Skip the pictures. Repeat everything else in the records word for word.

--- start DATASET ---

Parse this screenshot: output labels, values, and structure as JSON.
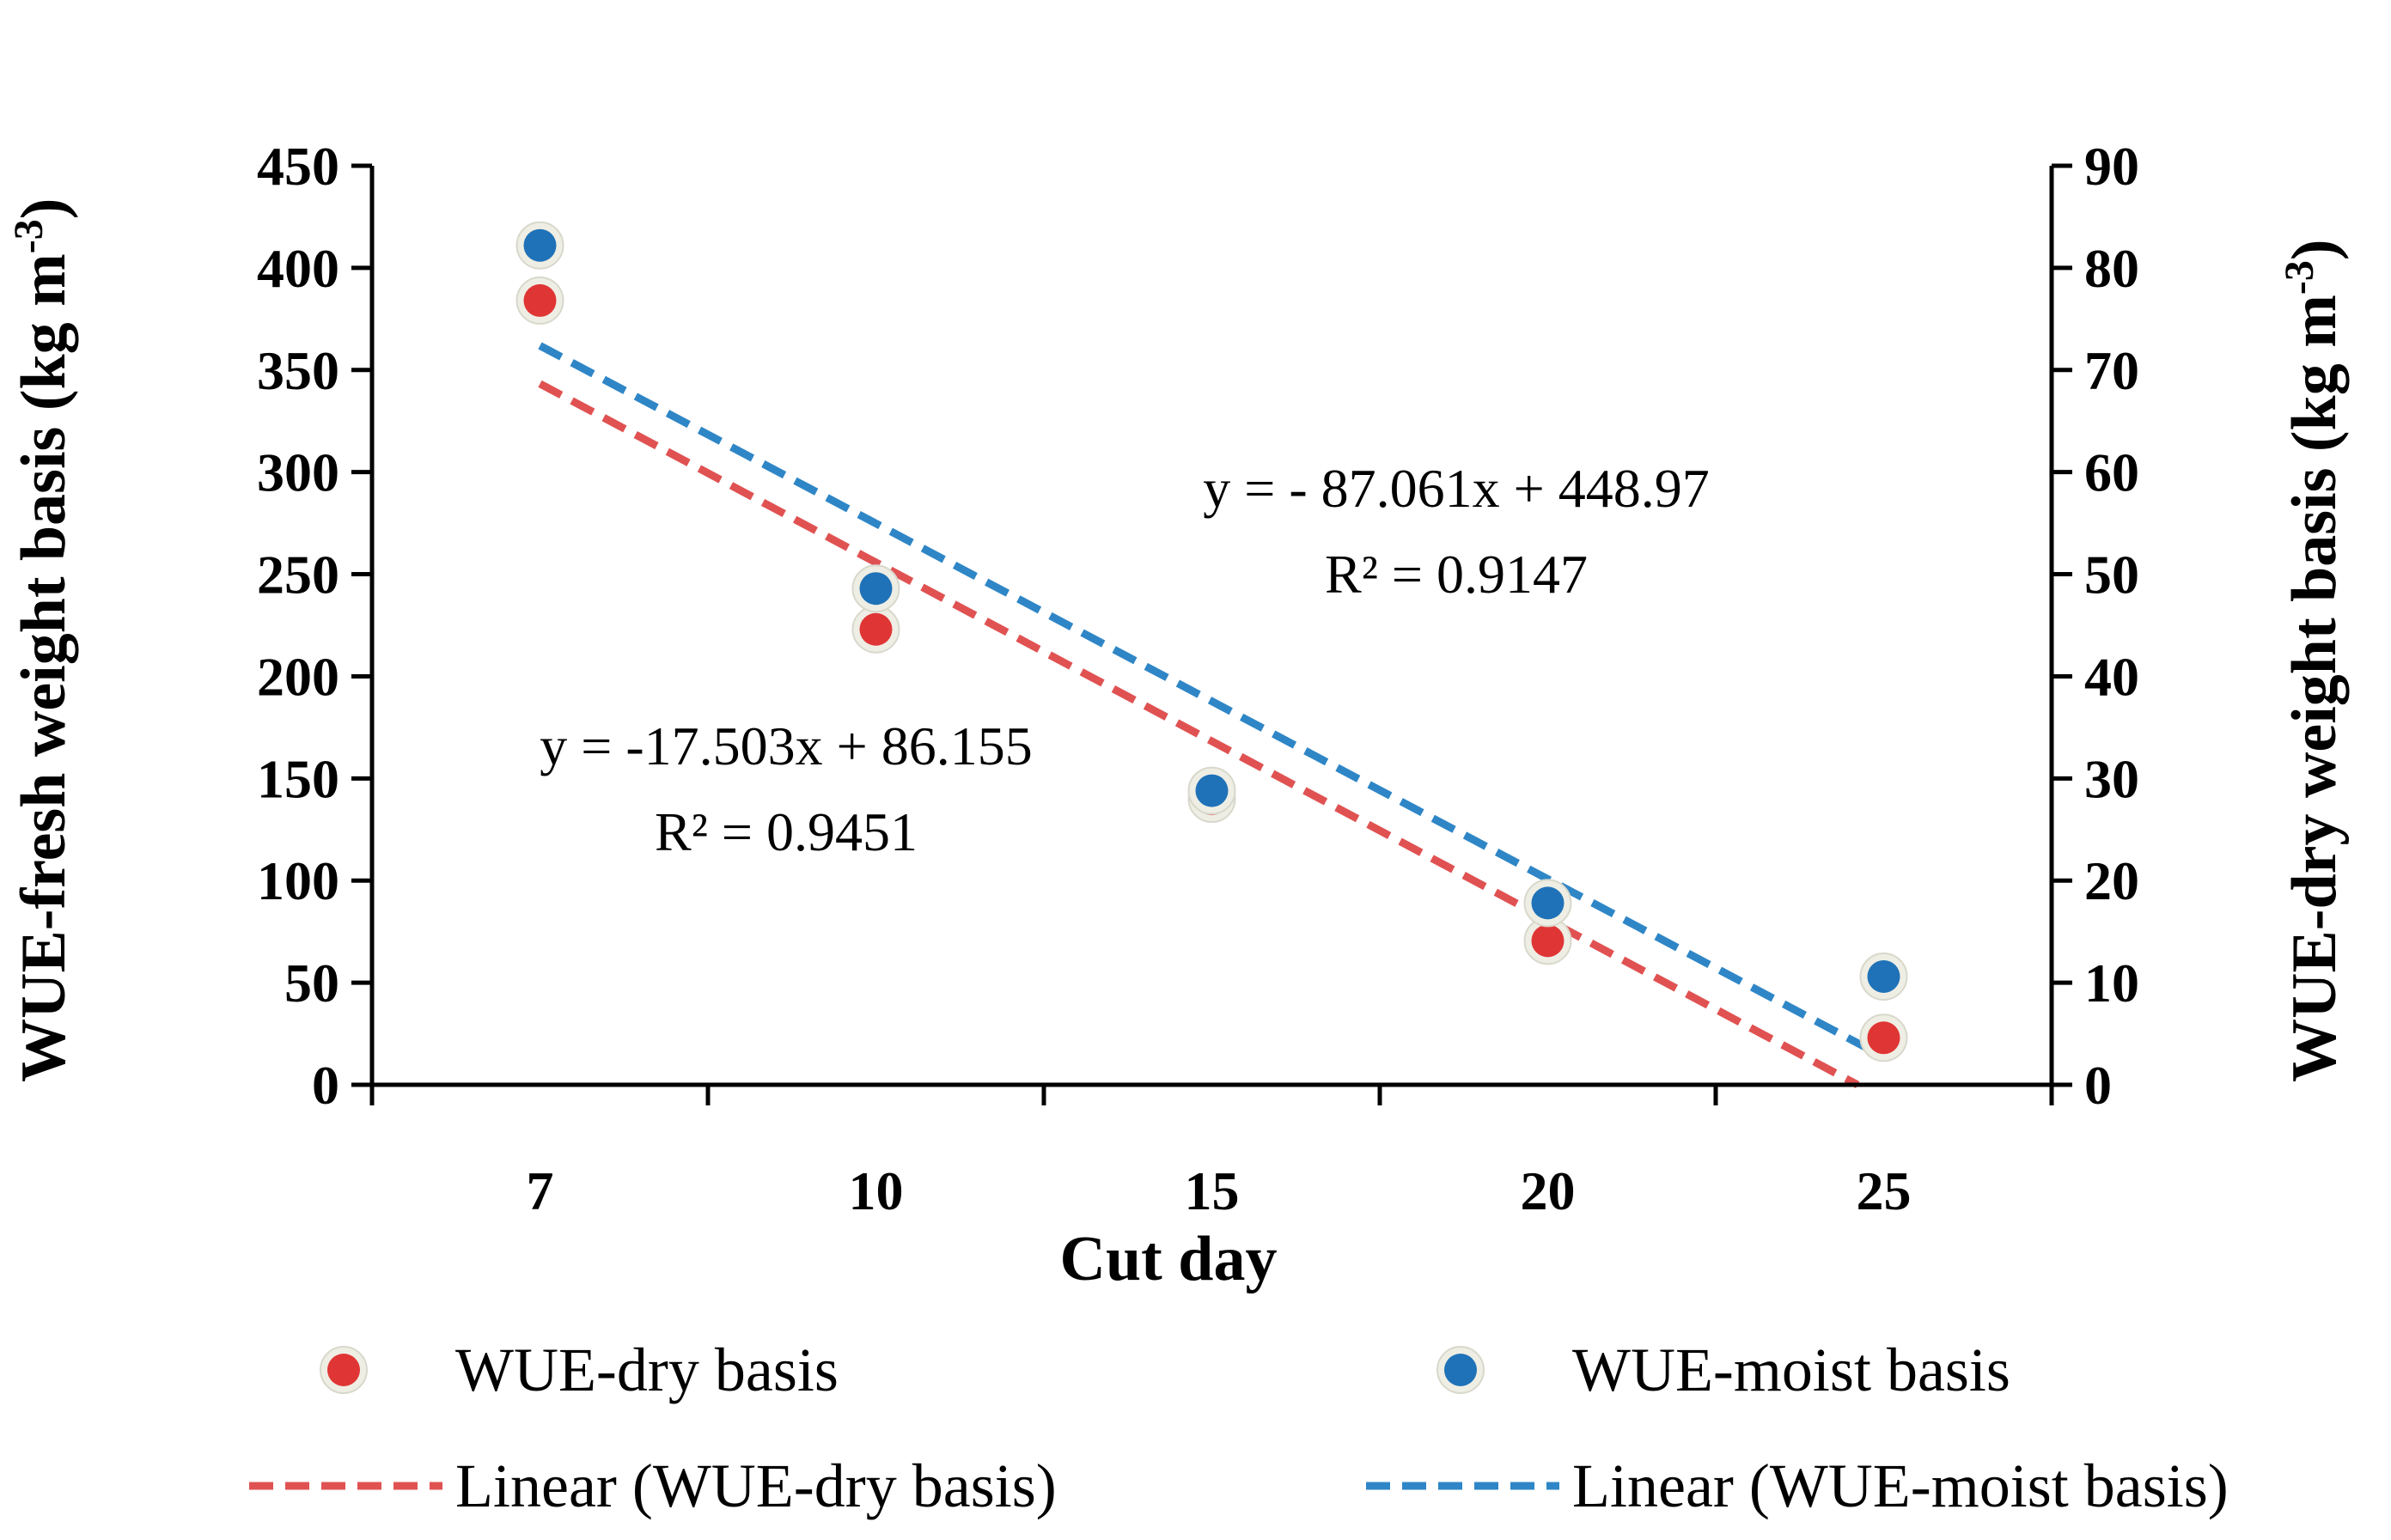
{
  "chart_data": {
    "type": "scatter",
    "xlabel": "Cut day",
    "ylabel": "WUE-fresh weight basis (kg m-3)",
    "ylabel_parts": {
      "base": "WUE-fresh weight basis (kg m",
      "sup": "-3",
      "close": ")"
    },
    "y2label": "WUE-dry weight basis (kg m-3)",
    "y2label_parts": {
      "base": "WUE-dry weight basis (kg m",
      "sup": "-3",
      "close": ")"
    },
    "categories": [
      "7",
      "10",
      "15",
      "20",
      "25"
    ],
    "ylim": [
      0,
      450
    ],
    "yticks": [
      0,
      50,
      100,
      150,
      200,
      250,
      300,
      350,
      400,
      450
    ],
    "y2lim": [
      0,
      90
    ],
    "y2ticks": [
      0,
      10,
      20,
      30,
      40,
      50,
      60,
      70,
      80,
      90
    ],
    "series": [
      {
        "name": "WUE-dry basis",
        "axis": "right",
        "color": "#e03535",
        "values": [
          76.8,
          44.6,
          28.0,
          14.1,
          4.6
        ],
        "trend": {
          "name": "Linear (WUE-dry basis)",
          "slope": -17.503,
          "intercept": 86.155,
          "equation": "y = -17.503x + 86.155",
          "r2": "R² = 0.9451"
        }
      },
      {
        "name": "WUE-moist basis",
        "axis": "left",
        "color": "#1f72b8",
        "values": [
          411,
          243,
          144,
          89,
          53
        ],
        "trend": {
          "name": "Linear (WUE-moist basis)",
          "slope": -87.061,
          "intercept": 448.97,
          "equation": "y = - 87.061x + 448.97",
          "r2": "R² = 0.9147"
        }
      }
    ],
    "trend_dry_color": "#e05252",
    "trend_moist_color": "#2f86c6",
    "legend": [
      {
        "label": "WUE-dry basis",
        "kind": "marker",
        "series": 0
      },
      {
        "label": "WUE-moist basis",
        "kind": "marker",
        "series": 1
      },
      {
        "label": "Linear (WUE-dry basis)",
        "kind": "line",
        "series": 0
      },
      {
        "label": "Linear (WUE-moist basis)",
        "kind": "line",
        "series": 1
      }
    ],
    "legend_position": "bottom"
  }
}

--- end DATASET ---

◆ **SOLUTION**
Parse this screenshot: output labels, values, and structure as JSON.
{
  "chart_data": {
    "type": "scatter",
    "xlabel": "Cut day",
    "ylabel": "WUE-fresh weight basis (kg m-3)",
    "ylabel_parts": {
      "base": "WUE-fresh weight basis (kg m",
      "sup": "-3",
      "close": ")"
    },
    "y2label": "WUE-dry weight basis (kg m-3)",
    "y2label_parts": {
      "base": "WUE-dry weight basis (kg m",
      "sup": "-3",
      "close": ")"
    },
    "categories": [
      "7",
      "10",
      "15",
      "20",
      "25"
    ],
    "ylim": [
      0,
      450
    ],
    "yticks": [
      0,
      50,
      100,
      150,
      200,
      250,
      300,
      350,
      400,
      450
    ],
    "y2lim": [
      0,
      90
    ],
    "y2ticks": [
      0,
      10,
      20,
      30,
      40,
      50,
      60,
      70,
      80,
      90
    ],
    "series": [
      {
        "name": "WUE-dry basis",
        "axis": "right",
        "color": "#e03535",
        "values": [
          76.8,
          44.6,
          28.0,
          14.1,
          4.6
        ],
        "trend": {
          "name": "Linear (WUE-dry basis)",
          "slope": -17.503,
          "intercept": 86.155,
          "equation": "y = -17.503x + 86.155",
          "r2": "R² = 0.9451"
        }
      },
      {
        "name": "WUE-moist basis",
        "axis": "left",
        "color": "#1f72b8",
        "values": [
          411,
          243,
          144,
          89,
          53
        ],
        "trend": {
          "name": "Linear (WUE-moist basis)",
          "slope": -87.061,
          "intercept": 448.97,
          "equation": "y = - 87.061x + 448.97",
          "r2": "R² = 0.9147"
        }
      }
    ],
    "trend_dry_color": "#e05252",
    "trend_moist_color": "#2f86c6",
    "legend": [
      {
        "label": "WUE-dry basis",
        "kind": "marker",
        "series": 0
      },
      {
        "label": "WUE-moist basis",
        "kind": "marker",
        "series": 1
      },
      {
        "label": "Linear (WUE-dry basis)",
        "kind": "line",
        "series": 0
      },
      {
        "label": "Linear (WUE-moist basis)",
        "kind": "line",
        "series": 1
      }
    ],
    "legend_position": "bottom"
  }
}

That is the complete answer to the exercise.